Problem statement.
Count every line where "presenza" shows up, and give that number only.

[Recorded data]

==================================================

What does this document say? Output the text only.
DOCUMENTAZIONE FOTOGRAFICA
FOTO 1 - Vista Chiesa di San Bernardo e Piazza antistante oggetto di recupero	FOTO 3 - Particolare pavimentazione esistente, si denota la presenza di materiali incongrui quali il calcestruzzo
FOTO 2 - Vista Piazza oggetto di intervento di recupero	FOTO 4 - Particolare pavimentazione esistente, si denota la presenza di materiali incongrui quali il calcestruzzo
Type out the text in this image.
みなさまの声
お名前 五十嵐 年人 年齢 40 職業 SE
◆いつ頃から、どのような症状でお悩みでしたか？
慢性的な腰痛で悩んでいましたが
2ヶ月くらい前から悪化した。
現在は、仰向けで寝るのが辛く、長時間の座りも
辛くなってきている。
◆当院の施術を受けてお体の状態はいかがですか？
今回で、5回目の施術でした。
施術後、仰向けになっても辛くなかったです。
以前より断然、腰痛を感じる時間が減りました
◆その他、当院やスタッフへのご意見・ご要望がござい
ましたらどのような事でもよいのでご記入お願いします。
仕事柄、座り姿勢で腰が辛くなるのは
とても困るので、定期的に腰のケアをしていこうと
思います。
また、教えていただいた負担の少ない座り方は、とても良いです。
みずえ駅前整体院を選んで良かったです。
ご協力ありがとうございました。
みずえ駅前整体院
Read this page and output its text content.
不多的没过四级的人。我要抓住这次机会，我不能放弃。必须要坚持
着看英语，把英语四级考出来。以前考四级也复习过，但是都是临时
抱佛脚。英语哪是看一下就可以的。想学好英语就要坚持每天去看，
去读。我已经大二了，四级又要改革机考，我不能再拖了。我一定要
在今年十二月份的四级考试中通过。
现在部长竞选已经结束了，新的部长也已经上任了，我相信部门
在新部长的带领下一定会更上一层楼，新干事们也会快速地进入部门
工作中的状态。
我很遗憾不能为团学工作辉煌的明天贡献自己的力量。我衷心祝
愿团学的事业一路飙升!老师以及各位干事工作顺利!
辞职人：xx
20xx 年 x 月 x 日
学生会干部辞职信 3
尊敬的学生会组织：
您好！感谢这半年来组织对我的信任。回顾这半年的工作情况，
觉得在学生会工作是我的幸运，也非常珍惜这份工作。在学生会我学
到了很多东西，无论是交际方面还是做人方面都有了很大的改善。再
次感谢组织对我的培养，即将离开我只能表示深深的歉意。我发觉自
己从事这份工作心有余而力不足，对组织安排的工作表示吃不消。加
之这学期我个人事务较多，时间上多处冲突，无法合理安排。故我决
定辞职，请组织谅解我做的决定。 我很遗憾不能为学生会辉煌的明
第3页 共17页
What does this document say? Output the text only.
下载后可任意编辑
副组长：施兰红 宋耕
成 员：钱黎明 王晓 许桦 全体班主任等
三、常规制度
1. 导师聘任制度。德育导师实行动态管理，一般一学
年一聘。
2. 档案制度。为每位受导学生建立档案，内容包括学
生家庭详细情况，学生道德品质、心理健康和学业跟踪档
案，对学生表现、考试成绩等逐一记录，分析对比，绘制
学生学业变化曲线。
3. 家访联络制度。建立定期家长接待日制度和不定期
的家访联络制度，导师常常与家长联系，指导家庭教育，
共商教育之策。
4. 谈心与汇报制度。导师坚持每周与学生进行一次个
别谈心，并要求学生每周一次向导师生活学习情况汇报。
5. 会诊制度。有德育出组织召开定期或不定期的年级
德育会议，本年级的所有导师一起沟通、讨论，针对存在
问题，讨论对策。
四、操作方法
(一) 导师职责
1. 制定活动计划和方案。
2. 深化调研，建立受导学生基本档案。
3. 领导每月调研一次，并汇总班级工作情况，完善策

==================================================

Complete answer.
2